_Exercise requirements_
Print out the material that follows word for word.

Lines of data
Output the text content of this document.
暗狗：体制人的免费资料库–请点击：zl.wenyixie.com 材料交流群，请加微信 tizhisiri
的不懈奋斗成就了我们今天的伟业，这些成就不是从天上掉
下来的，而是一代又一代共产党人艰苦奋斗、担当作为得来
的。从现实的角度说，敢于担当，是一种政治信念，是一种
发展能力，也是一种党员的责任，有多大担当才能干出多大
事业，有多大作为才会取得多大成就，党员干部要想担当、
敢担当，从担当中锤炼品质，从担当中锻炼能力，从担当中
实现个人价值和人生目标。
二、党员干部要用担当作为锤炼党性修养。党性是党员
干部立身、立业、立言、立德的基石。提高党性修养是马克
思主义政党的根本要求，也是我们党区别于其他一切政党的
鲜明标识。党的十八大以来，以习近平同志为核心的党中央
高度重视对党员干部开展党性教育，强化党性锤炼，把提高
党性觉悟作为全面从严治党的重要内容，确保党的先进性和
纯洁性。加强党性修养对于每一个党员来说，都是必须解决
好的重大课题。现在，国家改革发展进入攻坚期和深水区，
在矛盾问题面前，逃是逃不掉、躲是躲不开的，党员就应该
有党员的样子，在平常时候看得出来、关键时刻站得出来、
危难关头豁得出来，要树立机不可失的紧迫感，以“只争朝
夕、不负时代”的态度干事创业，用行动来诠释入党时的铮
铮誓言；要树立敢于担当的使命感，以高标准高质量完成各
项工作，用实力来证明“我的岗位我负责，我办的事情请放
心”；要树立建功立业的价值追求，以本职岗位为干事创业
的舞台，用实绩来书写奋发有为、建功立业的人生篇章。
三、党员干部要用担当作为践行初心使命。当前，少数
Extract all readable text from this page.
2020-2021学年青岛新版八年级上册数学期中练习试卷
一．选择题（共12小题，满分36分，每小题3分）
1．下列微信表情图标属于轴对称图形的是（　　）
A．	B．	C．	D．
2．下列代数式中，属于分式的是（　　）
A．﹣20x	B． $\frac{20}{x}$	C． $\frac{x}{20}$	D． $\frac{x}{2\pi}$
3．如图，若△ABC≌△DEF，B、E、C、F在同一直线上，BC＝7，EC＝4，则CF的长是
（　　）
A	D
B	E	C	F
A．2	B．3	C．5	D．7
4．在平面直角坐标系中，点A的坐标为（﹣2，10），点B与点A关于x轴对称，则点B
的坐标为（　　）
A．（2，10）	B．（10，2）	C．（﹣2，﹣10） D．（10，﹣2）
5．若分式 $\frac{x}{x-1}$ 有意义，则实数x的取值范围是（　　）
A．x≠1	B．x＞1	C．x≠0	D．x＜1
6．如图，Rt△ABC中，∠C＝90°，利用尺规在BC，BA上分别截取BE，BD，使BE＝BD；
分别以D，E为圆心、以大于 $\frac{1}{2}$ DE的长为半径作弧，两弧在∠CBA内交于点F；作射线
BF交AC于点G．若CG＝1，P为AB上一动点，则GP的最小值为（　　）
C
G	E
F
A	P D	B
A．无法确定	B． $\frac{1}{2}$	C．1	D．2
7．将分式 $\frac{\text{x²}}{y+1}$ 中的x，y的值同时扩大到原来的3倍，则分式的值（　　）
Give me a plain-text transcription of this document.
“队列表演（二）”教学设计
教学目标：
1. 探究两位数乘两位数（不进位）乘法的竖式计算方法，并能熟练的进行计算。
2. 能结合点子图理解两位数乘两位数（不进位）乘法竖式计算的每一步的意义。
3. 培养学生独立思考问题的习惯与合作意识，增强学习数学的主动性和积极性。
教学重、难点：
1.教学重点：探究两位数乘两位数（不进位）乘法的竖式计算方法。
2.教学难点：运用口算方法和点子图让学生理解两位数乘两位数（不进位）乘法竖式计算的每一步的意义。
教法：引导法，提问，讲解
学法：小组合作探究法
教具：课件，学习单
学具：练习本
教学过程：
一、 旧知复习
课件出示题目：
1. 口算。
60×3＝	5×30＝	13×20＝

_Answer for this exercise_
Output the text content of this document.
暗狗：体制人的免费资料库–请点击：zl.wenyixie.com 材料交流群，请加微信 tizhisiri
的不懈奋斗成就了我们今天的伟业，这些成就不是从天上掉
下来的，而是一代又一代共产党人艰苦奋斗、担当作为得来
的。从现实的角度说，敢于担当，是一种政治信念，是一种
发展能力，也是一种党员的责任，有多大担当才能干出多大
事业，有多大作为才会取得多大成就，党员干部要想担当、
敢担当，从担当中锤炼品质，从担当中锻炼能力，从担当中
实现个人价值和人生目标。
二、党员干部要用担当作为锤炼党性修养。党性是党员
干部立身、立业、立言、立德的基石。提高党性修养是马克
思主义政党的根本要求，也是我们党区别于其他一切政党的
鲜明标识。党的十八大以来，以习近平同志为核心的党中央
高度重视对党员干部开展党性教育，强化党性锤炼，把提高
党性觉悟作为全面从严治党的重要内容，确保党的先进性和
纯洁性。加强党性修养对于每一个党员来说，都是必须解决
好的重大课题。现在，国家改革发展进入攻坚期和深水区，
在矛盾问题面前，逃是逃不掉、躲是躲不开的，党员就应该
有党员的样子，在平常时候看得出来、关键时刻站得出来、
危难关头豁得出来，要树立机不可失的紧迫感，以“只争朝
夕、不负时代”的态度干事创业，用行动来诠释入党时的铮
铮誓言；要树立敢于担当的使命感，以高标准高质量完成各
项工作，用实力来证明“我的岗位我负责，我办的事情请放
心”；要树立建功立业的价值追求，以本职岗位为干事创业
的舞台，用实绩来书写奋发有为、建功立业的人生篇章。
三、党员干部要用担当作为践行初心使命。当前，少数
Extract all readable text from this page.
2020-2021学年青岛新版八年级上册数学期中练习试卷
一．选择题（共12小题，满分36分，每小题3分）
1．下列微信表情图标属于轴对称图形的是（　　）
A．	B．	C．	D．
2．下列代数式中，属于分式的是（　　）
A．﹣20x	B． $\frac{20}{x}$	C． $\frac{x}{20}$	D． $\frac{x}{2\pi}$
3．如图，若△ABC≌△DEF，B、E、C、F在同一直线上，BC＝7，EC＝4，则CF的长是
（　　）
A	D
B	E	C	F
A．2	B．3	C．5	D．7
4．在平面直角坐标系中，点A的坐标为（﹣2，10），点B与点A关于x轴对称，则点B
的坐标为（　　）
A．（2，10）	B．（10，2）	C．（﹣2，﹣10） D．（10，﹣2）
5．若分式 $\frac{x}{x-1}$ 有意义，则实数x的取值范围是（　　）
A．x≠1	B．x＞1	C．x≠0	D．x＜1
6．如图，Rt△ABC中，∠C＝90°，利用尺规在BC，BA上分别截取BE，BD，使BE＝BD；
分别以D，E为圆心、以大于 $\frac{1}{2}$ DE的长为半径作弧，两弧在∠CBA内交于点F；作射线
BF交AC于点G．若CG＝1，P为AB上一动点，则GP的最小值为（　　）
C
G	E
F
A	P D	B
A．无法确定	B． $\frac{1}{2}$	C．1	D．2
7．将分式 $\frac{\text{x²}}{y+1}$ 中的x，y的值同时扩大到原来的3倍，则分式的值（　　）
Give me a plain-text transcription of this document.
“队列表演（二）”教学设计
教学目标：
1. 探究两位数乘两位数（不进位）乘法的竖式计算方法，并能熟练的进行计算。
2. 能结合点子图理解两位数乘两位数（不进位）乘法竖式计算的每一步的意义。
3. 培养学生独立思考问题的习惯与合作意识，增强学习数学的主动性和积极性。
教学重、难点：
1.教学重点：探究两位数乘两位数（不进位）乘法的竖式计算方法。
2.教学难点：运用口算方法和点子图让学生理解两位数乘两位数（不进位）乘法竖式计算的每一步的意义。
教法：引导法，提问，讲解
学法：小组合作探究法
教具：课件，学习单
学具：练习本
教学过程：
一、 旧知复习
课件出示题目：
1. 口算。
60×3＝	5×30＝	13×20＝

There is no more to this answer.